What is expected — Below is a block of records; reproduce all of them exactly and leave out any pictures.

Excerpted data —
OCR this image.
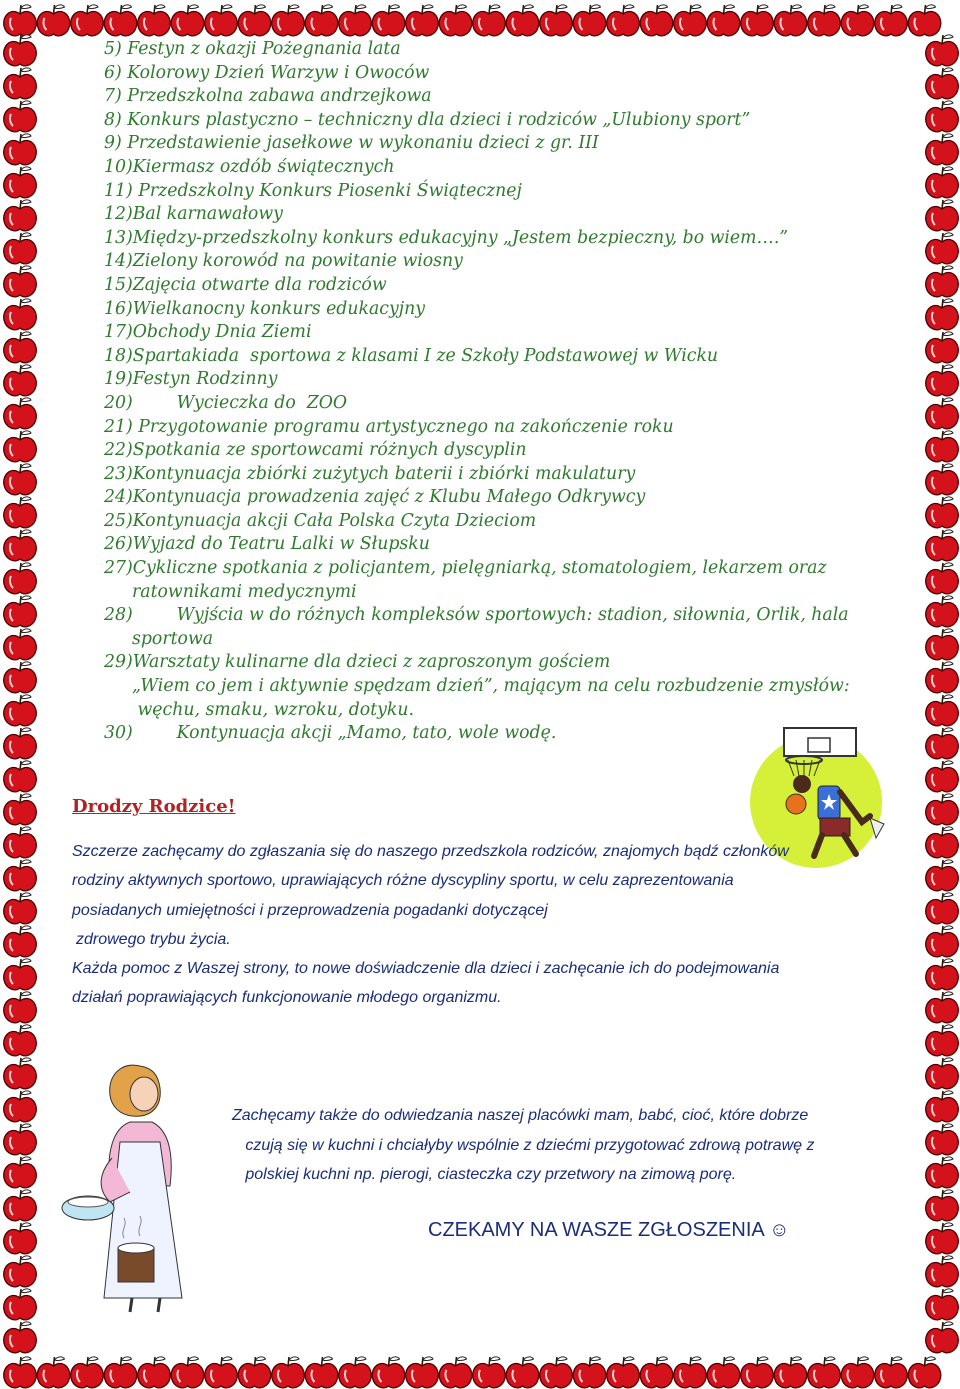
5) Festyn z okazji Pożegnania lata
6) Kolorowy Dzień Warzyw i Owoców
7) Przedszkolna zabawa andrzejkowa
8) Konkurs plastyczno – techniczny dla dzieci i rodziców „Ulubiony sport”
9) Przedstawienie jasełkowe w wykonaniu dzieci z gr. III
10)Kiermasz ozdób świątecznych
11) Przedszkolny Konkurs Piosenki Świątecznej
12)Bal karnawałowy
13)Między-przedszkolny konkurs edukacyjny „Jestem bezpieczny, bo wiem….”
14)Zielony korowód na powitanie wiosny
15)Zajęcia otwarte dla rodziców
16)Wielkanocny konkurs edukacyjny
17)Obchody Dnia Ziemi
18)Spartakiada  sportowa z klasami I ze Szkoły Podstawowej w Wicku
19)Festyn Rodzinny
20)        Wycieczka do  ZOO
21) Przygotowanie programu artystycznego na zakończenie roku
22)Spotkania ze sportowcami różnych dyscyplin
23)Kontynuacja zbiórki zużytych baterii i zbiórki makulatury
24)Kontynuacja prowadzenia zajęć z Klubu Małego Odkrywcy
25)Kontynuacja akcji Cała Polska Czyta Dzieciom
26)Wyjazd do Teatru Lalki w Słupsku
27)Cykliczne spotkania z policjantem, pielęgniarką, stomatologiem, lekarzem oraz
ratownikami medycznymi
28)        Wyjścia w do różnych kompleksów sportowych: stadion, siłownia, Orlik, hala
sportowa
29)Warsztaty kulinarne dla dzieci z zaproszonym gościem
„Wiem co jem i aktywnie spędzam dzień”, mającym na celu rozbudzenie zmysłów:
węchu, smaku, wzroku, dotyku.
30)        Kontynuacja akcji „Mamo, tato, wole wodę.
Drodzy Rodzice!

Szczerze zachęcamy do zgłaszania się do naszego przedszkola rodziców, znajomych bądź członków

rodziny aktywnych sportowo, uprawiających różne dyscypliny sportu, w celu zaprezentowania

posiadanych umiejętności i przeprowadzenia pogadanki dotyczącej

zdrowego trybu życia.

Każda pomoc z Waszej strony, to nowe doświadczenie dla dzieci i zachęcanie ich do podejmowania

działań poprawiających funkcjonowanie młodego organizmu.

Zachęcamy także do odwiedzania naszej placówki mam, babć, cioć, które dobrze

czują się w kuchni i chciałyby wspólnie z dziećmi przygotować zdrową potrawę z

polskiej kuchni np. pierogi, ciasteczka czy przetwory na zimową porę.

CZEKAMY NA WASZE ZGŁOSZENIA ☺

The response —
OCR this image.
5) Festyn z okazji Pożegnania lata
6) Kolorowy Dzień Warzyw i Owoców
7) Przedszkolna zabawa andrzejkowa
8) Konkurs plastyczno – techniczny dla dzieci i rodziców „Ulubiony sport”
9) Przedstawienie jasełkowe w wykonaniu dzieci z gr. III
10)Kiermasz ozdób świątecznych
11) Przedszkolny Konkurs Piosenki Świątecznej
12)Bal karnawałowy
13)Między-przedszkolny konkurs edukacyjny „Jestem bezpieczny, bo wiem….”
14)Zielony korowód na powitanie wiosny
15)Zajęcia otwarte dla rodziców
16)Wielkanocny konkurs edukacyjny
17)Obchody Dnia Ziemi
18)Spartakiada  sportowa z klasami I ze Szkoły Podstawowej w Wicku
19)Festyn Rodzinny
20)        Wycieczka do  ZOO
21) Przygotowanie programu artystycznego na zakończenie roku
22)Spotkania ze sportowcami różnych dyscyplin
23)Kontynuacja zbiórki zużytych baterii i zbiórki makulatury
24)Kontynuacja prowadzenia zajęć z Klubu Małego Odkrywcy
25)Kontynuacja akcji Cała Polska Czyta Dzieciom
26)Wyjazd do Teatru Lalki w Słupsku
27)Cykliczne spotkania z policjantem, pielęgniarką, stomatologiem, lekarzem oraz
ratownikami medycznymi
28)        Wyjścia w do różnych kompleksów sportowych: stadion, siłownia, Orlik, hala
sportowa
29)Warsztaty kulinarne dla dzieci z zaproszonym gościem
„Wiem co jem i aktywnie spędzam dzień”, mającym na celu rozbudzenie zmysłów:
węchu, smaku, wzroku, dotyku.
30)        Kontynuacja akcji „Mamo, tato, wole wodę.
Drodzy Rodzice!

Szczerze zachęcamy do zgłaszania się do naszego przedszkola rodziców, znajomych bądź członków

rodziny aktywnych sportowo, uprawiających różne dyscypliny sportu, w celu zaprezentowania

posiadanych umiejętności i przeprowadzenia pogadanki dotyczącej

zdrowego trybu życia.

Każda pomoc z Waszej strony, to nowe doświadczenie dla dzieci i zachęcanie ich do podejmowania

działań poprawiających funkcjonowanie młodego organizmu.

Zachęcamy także do odwiedzania naszej placówki mam, babć, cioć, które dobrze

czują się w kuchni i chciałyby wspólnie z dziećmi przygotować zdrową potrawę z

polskiej kuchni np. pierogi, ciasteczka czy przetwory na zimową porę.

CZEKAMY NA WASZE ZGŁOSZENIA ☺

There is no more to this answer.